ENTRIES:
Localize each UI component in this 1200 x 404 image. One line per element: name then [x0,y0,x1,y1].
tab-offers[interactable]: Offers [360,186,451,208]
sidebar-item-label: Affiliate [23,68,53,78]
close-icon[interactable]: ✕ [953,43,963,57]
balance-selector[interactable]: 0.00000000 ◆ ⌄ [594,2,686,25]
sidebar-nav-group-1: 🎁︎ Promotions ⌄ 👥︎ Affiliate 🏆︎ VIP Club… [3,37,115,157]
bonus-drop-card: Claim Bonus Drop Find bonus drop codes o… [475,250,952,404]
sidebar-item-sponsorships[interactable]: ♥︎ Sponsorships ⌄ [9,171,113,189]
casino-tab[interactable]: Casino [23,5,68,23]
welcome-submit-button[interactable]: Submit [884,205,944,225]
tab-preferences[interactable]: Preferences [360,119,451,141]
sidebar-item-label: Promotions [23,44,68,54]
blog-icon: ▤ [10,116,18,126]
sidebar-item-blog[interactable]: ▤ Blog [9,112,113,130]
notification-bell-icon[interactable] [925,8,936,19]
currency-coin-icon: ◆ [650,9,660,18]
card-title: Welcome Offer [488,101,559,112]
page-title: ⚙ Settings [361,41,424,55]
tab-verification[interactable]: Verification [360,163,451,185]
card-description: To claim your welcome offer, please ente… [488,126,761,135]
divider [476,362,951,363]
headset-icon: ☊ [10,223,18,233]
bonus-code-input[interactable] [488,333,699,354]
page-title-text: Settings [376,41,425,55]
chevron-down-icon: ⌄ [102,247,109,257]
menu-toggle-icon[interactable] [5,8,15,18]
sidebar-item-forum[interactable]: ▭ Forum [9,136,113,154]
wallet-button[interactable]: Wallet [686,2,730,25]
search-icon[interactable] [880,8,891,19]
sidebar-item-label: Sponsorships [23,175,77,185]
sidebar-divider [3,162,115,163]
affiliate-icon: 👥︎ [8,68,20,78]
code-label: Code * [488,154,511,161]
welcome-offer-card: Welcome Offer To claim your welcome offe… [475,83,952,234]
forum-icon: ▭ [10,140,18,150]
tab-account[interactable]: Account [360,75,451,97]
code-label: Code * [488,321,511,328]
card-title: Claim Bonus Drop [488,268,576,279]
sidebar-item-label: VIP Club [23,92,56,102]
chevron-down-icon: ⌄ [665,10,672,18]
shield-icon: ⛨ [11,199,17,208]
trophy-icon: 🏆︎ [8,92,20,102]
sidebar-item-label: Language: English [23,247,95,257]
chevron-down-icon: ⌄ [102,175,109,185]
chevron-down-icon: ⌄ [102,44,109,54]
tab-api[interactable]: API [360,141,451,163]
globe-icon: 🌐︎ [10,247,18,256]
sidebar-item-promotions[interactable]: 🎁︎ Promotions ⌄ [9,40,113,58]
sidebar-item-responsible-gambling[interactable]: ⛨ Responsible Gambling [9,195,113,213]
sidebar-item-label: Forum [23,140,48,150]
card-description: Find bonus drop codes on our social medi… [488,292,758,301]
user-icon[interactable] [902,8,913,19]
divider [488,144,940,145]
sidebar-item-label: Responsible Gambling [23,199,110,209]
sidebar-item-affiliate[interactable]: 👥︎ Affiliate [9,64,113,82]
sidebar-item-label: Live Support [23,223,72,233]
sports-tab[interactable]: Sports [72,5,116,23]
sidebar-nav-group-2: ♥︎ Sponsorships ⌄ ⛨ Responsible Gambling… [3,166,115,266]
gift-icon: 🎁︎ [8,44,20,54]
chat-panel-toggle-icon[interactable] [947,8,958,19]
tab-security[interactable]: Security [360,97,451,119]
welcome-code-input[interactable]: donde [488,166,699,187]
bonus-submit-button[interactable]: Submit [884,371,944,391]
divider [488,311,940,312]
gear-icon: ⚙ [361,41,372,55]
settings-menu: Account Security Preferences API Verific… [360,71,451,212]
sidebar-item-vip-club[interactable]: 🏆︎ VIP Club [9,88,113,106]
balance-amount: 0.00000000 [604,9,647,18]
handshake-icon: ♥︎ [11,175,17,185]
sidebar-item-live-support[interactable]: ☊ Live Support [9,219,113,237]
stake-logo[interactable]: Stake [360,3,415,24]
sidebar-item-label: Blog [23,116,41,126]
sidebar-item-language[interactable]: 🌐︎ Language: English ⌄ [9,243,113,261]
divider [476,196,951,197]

EXERCISE: Format every line of the items above as a JSON list of strings, one string per line, and leave out any blank lines.

SOLUTION BELOW:
[
  "Localize each UI component in this 1200 x 404 image. One line per element: name then [x0,y0,x1,y1].",
  "tab-offers[interactable]: Offers [360,186,451,208]",
  "sidebar-item-label: Affiliate [23,68,53,78]",
  "close-icon[interactable]: ✕ [953,43,963,57]",
  "balance-selector[interactable]: 0.00000000 ◆ ⌄ [594,2,686,25]",
  "sidebar-nav-group-1: 🎁︎ Promotions ⌄ 👥︎ Affiliate 🏆︎ VIP Club… [3,37,115,157]",
  "bonus-drop-card: Claim Bonus Drop Find bonus drop codes o… [475,250,952,404]",
  "sidebar-item-sponsorships[interactable]: ♥︎ Sponsorships ⌄ [9,171,113,189]",
  "casino-tab[interactable]: Casino [23,5,68,23]",
  "welcome-submit-button[interactable]: Submit [884,205,944,225]",
  "tab-preferences[interactable]: Preferences [360,119,451,141]",
  "sidebar-item-label: Promotions [23,44,68,54]",
  "blog-icon: ▤ [10,116,18,126]",
  "sidebar-item-blog[interactable]: ▤ Blog [9,112,113,130]",
  "notification-bell-icon[interactable] [925,8,936,19]",
  "currency-coin-icon: ◆ [650,9,660,18]",
  "card-title: Welcome Offer [488,101,559,112]",
  "page-title: ⚙ Settings [361,41,424,55]",
  "tab-verification[interactable]: Verification [360,163,451,185]",
  "card-description: To claim your welcome offer, please ente… [488,126,761,135]",
  "divider [476,362,951,363]",
  "headset-icon: ☊ [10,223,18,233]",
  "bonus-code-input[interactable] [488,333,699,354]",
  "page-title-text: Settings [376,41,425,55]",
  "chevron-down-icon: ⌄ [102,247,109,257]",
  "menu-toggle-icon[interactable] [5,8,15,18]",
  "sidebar-item-forum[interactable]: ▭ Forum [9,136,113,154]",
  "wallet-button[interactable]: Wallet [686,2,730,25]",
  "search-icon[interactable] [880,8,891,19]",
  "sidebar-item-label: Sponsorships [23,175,77,185]",
  "sidebar-divider [3,162,115,163]",
  "affiliate-icon: 👥︎ [8,68,20,78]",
  "code-label: Code * [488,154,511,161]",
  "welcome-offer-card: Welcome Offer To claim your welcome offe… [475,83,952,234]",
  "forum-icon: ▭ [10,140,18,150]",
  "tab-account[interactable]: Account [360,75,451,97]",
  "code-label: Code * [488,321,511,328]",
  "card-title: Claim Bonus Drop [488,268,576,279]",
  "sidebar-item-label: VIP Club [23,92,56,102]",
  "chevron-down-icon: ⌄ [665,10,672,18]",
  "shield-icon: ⛨ [11,199,17,208]",
  "trophy-icon: 🏆︎ [8,92,20,102]",
  "sidebar-item-label: Language: English [23,247,95,257]",
  "chevron-down-icon: ⌄ [102,175,109,185]",
  "chevron-down-icon: ⌄ [102,44,109,54]",
  "tab-api[interactable]: API [360,141,451,163]",
  "globe-icon: 🌐︎ [10,247,18,256]",
  "sidebar-item-promotions[interactable]: 🎁︎ Promotions ⌄ [9,40,113,58]",
  "sidebar-item-responsible-gambling[interactable]: ⛨ Responsible Gambling [9,195,113,213]",
  "sidebar-item-label: Forum [23,140,48,150]",
  "card-description: Find bonus drop codes on our social medi… [488,292,758,301]",
  "user-icon[interactable] [902,8,913,19]",
  "divider [488,144,940,145]",
  "sidebar-item-label: Responsible Gambling [23,199,110,209]",
  "sidebar-item-affiliate[interactable]: 👥︎ Affiliate [9,64,113,82]",
  "sidebar-item-label: Live Support [23,223,72,233]",
  "sports-tab[interactable]: Sports [72,5,116,23]",
  "sidebar-nav-group-2: ♥︎ Sponsorships ⌄ ⛨ Responsible Gambling… [3,166,115,266]",
  "gift-icon: 🎁︎ [8,44,20,54]",
  "chat-panel-toggle-icon[interactable] [947,8,958,19]",
  "tab-security[interactable]: Security [360,97,451,119]",
  "welcome-code-input[interactable]: donde [488,166,699,187]",
  "bonus-submit-button[interactable]: Submit [884,371,944,391]",
  "divider [488,311,940,312]",
  "gear-icon: ⚙ [361,41,372,55]",
  "settings-menu: Account Security Preferences API Verific… [360,71,451,212]",
  "sidebar-item-vip-club[interactable]: 🏆︎ VIP Club [9,88,113,106]",
  "balance-amount: 0.00000000 [604,9,647,18]",
  "handshake-icon: ♥︎ [11,175,17,185]",
  "sidebar-item-live-support[interactable]: ☊ Live Support [9,219,113,237]",
  "stake-logo[interactable]: Stake [360,3,415,24]",
  "sidebar-item-label: Blog [23,116,41,126]",
  "sidebar-item-language[interactable]: 🌐︎ Language: English ⌄ [9,243,113,261]",
  "divider [476,196,951,197]"
]